DATA PROVIDED
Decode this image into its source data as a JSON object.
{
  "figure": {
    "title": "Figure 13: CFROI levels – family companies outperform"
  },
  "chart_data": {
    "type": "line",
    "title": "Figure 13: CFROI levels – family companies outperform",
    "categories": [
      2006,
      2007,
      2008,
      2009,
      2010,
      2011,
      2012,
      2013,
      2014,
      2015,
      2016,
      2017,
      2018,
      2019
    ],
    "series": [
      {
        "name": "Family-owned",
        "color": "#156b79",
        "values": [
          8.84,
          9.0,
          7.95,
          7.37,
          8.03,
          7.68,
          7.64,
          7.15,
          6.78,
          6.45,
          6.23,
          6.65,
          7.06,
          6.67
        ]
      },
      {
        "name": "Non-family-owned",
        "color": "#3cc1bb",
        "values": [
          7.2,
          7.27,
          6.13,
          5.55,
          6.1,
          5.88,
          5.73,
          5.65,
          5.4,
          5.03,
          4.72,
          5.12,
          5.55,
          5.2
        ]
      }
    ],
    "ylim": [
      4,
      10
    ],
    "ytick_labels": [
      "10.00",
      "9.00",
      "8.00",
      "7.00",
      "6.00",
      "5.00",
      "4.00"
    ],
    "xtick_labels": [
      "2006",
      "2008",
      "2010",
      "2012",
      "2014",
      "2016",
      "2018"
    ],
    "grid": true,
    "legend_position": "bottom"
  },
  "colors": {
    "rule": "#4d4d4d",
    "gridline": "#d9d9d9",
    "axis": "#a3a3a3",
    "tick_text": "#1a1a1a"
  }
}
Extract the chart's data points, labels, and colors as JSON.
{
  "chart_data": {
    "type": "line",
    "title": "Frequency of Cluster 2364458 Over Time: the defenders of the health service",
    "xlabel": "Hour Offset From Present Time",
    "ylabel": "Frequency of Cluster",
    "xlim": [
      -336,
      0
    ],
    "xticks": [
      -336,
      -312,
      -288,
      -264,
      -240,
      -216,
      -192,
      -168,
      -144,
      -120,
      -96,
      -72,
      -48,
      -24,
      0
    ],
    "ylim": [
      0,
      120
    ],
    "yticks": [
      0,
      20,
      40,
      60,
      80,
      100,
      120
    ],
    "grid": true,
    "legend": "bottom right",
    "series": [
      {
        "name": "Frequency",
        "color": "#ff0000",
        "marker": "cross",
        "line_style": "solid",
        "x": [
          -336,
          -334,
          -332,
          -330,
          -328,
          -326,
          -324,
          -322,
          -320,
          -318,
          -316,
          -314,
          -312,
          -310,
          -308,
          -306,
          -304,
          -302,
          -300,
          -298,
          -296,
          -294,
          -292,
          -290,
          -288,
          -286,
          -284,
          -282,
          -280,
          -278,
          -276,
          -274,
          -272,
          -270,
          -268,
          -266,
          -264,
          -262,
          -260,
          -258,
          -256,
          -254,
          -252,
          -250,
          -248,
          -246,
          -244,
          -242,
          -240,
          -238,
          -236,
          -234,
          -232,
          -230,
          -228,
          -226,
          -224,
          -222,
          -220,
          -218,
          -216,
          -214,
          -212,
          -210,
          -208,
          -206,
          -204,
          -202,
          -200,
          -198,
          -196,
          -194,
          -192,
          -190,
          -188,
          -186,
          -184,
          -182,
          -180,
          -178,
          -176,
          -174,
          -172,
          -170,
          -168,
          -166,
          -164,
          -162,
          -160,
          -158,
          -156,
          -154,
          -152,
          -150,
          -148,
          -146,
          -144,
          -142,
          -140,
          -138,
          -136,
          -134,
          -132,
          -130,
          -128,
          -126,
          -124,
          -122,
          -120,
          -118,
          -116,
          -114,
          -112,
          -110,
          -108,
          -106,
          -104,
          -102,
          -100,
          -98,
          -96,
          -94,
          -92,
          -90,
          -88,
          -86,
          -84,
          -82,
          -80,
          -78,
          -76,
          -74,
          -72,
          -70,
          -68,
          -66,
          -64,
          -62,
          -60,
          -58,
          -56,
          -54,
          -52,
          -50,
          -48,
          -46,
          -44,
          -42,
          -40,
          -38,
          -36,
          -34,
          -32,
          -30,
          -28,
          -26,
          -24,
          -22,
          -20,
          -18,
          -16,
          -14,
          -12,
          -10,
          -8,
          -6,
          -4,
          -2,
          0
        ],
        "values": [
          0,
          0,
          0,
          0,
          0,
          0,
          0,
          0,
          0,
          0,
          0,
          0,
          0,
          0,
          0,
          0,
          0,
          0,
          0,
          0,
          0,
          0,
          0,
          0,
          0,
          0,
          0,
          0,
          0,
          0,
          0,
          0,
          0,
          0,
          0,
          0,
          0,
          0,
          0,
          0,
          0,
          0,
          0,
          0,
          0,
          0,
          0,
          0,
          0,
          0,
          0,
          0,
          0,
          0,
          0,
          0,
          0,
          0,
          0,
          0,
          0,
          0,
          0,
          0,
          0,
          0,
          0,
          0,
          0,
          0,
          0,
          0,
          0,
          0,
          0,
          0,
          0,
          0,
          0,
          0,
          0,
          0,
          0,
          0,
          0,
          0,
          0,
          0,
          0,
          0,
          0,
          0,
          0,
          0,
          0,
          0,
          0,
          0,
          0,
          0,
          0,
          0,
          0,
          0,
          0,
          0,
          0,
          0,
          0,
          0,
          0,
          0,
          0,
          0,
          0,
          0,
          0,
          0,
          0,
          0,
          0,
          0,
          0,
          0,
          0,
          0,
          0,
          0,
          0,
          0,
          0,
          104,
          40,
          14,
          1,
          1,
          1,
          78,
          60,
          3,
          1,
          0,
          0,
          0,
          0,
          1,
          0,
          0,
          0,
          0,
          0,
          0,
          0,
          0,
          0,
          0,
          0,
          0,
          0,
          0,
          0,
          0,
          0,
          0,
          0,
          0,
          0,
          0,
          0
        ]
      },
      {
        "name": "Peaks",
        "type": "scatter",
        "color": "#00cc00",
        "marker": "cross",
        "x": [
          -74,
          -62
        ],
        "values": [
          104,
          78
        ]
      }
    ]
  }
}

WHAT YOU ARE ASKED TO DO
Copy every line of the listing that contains the word "colors".

RESPONSE
  "colors": {
Extract the chart's data points, labels, and colors as JSON.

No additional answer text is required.